▶ [What is asked] Tally the lines containing the word "Stop", and report the tally alone.
▼▼▼
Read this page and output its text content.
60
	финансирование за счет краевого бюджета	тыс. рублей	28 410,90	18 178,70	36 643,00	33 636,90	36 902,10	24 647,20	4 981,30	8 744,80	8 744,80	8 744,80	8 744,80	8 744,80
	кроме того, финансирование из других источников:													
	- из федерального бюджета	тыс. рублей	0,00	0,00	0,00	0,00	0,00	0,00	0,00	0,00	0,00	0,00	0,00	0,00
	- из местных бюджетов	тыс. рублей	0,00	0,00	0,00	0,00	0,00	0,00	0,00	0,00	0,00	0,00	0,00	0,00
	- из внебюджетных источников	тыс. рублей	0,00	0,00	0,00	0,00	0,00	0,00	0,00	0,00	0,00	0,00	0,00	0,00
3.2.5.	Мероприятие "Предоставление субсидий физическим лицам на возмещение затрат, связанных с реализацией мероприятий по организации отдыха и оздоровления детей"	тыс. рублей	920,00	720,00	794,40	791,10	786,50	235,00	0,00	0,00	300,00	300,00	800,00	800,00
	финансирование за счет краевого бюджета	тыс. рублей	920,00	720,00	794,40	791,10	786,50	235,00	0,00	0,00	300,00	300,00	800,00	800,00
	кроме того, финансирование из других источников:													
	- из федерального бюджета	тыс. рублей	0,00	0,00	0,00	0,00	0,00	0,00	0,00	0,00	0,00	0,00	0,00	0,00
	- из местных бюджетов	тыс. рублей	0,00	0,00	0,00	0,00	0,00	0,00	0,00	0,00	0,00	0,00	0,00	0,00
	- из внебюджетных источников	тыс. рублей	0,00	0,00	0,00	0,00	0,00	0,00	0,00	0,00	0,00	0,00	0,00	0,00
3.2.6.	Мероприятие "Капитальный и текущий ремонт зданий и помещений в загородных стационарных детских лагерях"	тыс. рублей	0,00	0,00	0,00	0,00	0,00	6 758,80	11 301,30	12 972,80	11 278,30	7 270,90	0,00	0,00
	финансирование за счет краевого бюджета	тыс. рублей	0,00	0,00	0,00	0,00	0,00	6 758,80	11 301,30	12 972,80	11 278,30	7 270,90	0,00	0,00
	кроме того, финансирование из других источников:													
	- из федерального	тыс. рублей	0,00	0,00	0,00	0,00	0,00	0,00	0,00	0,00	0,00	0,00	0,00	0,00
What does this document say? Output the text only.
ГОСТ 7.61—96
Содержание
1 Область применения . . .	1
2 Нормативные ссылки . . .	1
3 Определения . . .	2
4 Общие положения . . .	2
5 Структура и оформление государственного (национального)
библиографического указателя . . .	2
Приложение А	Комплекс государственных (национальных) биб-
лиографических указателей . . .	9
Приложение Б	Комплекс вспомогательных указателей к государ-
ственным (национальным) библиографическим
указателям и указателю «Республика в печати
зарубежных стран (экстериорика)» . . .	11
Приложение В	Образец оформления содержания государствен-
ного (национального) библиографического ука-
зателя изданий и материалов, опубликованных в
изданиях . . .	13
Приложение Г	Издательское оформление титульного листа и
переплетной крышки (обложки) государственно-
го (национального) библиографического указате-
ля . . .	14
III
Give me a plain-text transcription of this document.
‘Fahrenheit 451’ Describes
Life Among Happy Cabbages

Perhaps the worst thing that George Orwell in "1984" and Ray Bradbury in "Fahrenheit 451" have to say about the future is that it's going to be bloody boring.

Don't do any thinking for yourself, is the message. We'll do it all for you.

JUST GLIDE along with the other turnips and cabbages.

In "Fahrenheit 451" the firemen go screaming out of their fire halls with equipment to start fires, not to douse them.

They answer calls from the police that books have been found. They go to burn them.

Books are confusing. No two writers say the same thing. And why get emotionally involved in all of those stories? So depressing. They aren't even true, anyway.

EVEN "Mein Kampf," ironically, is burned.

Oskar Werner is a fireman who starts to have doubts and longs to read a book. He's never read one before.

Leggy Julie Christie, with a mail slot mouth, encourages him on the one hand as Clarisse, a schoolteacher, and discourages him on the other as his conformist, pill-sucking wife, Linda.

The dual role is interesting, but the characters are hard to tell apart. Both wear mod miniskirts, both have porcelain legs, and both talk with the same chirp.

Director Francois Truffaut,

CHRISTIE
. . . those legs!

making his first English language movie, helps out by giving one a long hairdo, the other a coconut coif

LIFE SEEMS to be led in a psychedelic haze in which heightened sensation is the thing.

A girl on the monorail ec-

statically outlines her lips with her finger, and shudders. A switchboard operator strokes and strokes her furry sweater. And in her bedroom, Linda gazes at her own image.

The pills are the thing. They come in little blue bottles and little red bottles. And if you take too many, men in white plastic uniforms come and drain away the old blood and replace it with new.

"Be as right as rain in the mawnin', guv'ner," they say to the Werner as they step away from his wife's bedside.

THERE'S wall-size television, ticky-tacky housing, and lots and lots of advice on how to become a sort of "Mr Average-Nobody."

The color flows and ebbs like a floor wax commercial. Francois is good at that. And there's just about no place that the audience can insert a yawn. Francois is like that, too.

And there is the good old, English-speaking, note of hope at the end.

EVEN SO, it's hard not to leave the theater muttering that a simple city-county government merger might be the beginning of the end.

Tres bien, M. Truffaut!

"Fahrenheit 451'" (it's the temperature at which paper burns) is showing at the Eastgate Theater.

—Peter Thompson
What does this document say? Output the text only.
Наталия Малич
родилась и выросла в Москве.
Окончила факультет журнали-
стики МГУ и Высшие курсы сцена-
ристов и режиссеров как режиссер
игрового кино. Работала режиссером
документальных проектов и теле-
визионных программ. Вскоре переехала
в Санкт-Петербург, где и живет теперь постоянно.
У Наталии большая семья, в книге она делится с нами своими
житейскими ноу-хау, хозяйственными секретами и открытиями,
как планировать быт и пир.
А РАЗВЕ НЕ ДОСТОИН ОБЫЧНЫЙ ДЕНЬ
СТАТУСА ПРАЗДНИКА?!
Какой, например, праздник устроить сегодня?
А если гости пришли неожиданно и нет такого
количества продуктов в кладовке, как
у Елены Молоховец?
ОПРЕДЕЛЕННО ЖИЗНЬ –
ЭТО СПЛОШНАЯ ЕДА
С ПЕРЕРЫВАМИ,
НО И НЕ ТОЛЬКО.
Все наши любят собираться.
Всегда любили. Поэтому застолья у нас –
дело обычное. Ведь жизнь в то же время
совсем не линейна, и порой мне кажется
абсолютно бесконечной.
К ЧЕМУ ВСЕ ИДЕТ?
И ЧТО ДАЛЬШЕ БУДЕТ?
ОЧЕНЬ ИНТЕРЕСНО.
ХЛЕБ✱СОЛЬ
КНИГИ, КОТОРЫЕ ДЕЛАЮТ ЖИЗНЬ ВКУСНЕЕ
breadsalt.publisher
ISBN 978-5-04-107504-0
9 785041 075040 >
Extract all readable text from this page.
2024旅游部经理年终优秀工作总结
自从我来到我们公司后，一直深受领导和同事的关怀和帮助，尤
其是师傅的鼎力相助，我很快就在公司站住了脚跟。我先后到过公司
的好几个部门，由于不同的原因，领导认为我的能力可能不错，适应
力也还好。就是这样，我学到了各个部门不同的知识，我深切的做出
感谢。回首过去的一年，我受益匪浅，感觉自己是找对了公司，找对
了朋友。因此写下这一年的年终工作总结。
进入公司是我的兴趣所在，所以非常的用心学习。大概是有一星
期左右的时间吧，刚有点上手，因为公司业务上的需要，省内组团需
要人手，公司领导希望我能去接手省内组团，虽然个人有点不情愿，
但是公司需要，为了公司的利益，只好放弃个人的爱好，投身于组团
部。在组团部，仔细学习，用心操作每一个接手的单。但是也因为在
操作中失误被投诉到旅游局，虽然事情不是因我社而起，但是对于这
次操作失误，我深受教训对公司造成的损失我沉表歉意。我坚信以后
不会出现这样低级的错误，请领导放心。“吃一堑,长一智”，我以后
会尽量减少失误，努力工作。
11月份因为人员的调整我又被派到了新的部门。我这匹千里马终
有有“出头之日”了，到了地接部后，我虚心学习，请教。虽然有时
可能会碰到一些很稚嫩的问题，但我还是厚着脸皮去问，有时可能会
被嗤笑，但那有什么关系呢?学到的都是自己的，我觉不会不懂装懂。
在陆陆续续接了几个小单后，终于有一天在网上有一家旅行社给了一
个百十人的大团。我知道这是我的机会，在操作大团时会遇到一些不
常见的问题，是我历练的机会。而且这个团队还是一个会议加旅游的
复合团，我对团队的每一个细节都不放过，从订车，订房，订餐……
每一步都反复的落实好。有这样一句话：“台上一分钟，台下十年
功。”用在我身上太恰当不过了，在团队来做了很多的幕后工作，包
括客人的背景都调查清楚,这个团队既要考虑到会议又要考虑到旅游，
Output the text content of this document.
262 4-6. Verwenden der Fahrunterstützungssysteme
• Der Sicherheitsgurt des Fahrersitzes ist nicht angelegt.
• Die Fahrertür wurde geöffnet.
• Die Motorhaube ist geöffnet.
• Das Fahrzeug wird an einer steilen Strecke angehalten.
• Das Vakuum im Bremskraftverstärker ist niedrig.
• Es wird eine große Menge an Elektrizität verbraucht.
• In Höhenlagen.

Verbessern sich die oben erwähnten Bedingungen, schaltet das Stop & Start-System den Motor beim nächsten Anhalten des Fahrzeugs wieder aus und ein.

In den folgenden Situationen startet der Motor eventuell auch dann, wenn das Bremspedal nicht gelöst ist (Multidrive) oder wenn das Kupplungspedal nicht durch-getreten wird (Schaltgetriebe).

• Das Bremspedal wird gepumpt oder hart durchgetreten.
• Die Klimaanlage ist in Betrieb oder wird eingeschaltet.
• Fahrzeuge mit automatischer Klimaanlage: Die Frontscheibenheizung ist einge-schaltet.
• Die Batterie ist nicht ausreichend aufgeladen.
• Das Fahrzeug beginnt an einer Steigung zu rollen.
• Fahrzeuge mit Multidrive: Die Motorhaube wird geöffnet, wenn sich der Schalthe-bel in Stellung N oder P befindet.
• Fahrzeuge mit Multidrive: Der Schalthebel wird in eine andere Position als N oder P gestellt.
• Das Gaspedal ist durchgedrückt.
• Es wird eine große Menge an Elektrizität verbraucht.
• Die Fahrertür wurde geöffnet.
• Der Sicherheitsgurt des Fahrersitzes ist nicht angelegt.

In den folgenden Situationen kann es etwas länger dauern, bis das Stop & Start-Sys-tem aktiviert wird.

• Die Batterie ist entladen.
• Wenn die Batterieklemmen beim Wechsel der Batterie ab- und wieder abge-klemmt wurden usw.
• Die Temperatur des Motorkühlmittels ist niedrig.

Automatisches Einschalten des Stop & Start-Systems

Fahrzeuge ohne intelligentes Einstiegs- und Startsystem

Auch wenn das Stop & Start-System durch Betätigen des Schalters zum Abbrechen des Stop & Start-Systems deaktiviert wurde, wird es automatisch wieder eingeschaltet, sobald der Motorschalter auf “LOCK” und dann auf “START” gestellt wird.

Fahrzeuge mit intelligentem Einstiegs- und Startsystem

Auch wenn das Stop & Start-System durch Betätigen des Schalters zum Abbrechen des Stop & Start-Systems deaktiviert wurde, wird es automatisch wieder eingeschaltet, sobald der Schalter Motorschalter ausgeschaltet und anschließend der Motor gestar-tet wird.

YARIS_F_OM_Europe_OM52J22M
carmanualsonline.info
▲▲▲
▶ [Written solution] 5